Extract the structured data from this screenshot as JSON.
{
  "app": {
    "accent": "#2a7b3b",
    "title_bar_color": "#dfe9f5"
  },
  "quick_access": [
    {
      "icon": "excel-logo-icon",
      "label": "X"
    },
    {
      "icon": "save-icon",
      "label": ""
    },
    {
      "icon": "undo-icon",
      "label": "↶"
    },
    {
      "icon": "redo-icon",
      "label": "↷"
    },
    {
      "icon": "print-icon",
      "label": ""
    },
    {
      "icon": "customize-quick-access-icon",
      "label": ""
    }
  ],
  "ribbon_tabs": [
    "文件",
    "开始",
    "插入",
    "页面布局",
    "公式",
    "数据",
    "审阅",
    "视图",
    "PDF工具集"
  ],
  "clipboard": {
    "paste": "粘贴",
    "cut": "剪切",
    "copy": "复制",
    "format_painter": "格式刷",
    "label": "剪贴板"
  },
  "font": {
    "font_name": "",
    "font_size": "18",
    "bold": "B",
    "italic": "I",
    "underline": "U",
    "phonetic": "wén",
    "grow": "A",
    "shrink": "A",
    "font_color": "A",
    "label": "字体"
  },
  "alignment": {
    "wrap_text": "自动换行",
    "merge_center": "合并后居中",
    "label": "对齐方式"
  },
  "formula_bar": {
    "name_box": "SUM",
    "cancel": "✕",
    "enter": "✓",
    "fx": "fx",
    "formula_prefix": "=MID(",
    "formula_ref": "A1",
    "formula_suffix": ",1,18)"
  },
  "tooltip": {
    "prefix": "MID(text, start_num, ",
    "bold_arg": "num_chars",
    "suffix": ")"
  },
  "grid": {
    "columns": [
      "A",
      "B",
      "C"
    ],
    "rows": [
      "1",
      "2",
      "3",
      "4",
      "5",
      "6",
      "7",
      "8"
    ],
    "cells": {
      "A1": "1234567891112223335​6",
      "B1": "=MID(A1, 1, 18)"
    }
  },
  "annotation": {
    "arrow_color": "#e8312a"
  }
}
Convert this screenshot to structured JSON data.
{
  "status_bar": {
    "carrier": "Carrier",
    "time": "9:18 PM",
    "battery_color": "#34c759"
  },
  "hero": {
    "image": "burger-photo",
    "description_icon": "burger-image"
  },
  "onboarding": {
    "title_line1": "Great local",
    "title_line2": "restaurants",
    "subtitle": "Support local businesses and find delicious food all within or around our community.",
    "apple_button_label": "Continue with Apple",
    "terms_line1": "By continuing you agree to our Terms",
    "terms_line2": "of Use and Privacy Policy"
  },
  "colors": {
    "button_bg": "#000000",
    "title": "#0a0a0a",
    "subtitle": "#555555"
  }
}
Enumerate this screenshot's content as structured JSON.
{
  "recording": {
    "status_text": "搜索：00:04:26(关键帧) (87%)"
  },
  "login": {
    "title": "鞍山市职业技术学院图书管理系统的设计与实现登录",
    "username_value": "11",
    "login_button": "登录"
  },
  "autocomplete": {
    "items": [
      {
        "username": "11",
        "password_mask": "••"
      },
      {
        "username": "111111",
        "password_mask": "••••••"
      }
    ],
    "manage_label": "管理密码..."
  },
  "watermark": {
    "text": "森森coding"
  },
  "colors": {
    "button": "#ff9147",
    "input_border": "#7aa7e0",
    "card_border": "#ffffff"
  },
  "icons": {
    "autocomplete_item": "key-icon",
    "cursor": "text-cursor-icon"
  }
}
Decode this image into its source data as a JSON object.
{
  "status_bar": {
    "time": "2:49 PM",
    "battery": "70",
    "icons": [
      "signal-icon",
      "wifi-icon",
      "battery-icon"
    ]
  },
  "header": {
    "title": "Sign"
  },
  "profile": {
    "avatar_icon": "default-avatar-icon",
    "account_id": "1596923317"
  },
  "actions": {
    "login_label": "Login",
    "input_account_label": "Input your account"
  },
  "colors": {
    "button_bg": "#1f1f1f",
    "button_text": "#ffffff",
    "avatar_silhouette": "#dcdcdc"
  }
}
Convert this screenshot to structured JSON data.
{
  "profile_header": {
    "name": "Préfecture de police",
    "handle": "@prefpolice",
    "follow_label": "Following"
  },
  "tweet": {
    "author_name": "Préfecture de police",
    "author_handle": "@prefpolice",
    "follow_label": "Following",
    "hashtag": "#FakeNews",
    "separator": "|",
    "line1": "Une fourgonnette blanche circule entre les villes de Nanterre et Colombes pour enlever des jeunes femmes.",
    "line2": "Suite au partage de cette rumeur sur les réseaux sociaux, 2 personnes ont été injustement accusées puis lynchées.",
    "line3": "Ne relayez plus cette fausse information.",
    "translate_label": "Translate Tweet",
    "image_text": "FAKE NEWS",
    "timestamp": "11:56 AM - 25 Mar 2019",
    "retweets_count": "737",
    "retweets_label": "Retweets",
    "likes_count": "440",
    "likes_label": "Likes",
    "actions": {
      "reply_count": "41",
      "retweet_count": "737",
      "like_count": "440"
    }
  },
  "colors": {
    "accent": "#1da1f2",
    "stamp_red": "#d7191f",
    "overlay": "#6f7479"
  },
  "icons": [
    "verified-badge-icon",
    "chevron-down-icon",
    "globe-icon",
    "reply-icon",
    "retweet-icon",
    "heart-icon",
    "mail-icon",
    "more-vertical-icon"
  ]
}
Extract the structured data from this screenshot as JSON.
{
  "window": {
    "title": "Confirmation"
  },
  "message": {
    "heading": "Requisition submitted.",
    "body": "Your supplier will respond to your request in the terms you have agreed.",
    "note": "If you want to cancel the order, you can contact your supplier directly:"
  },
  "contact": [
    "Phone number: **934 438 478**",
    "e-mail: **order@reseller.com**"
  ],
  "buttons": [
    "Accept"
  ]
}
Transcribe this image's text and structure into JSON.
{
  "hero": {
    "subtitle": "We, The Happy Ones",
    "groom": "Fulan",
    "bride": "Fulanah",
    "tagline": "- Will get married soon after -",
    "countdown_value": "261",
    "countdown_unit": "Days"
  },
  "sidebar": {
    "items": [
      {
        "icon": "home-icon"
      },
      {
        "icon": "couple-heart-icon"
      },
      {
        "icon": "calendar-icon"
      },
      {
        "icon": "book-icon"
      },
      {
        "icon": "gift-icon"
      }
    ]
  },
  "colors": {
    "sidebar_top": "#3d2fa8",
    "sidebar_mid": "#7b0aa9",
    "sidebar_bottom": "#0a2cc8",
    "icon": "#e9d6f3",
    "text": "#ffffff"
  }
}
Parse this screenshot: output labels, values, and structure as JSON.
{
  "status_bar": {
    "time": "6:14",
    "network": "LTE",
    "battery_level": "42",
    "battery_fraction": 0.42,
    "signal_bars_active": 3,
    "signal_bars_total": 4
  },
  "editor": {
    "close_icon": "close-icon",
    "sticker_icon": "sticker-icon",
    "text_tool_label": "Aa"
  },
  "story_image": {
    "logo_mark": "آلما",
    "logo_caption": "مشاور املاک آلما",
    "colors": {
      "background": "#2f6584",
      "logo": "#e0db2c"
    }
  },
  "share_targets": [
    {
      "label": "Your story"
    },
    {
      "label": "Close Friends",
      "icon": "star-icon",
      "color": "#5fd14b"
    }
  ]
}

###

■ TASK GOAL: Go through the records and gather the lines that hold "prefpolice".

■ RESPONSE TO THIS EXERCISE:
    "handle": "@prefpolice",
    "author_handle": "@prefpolice",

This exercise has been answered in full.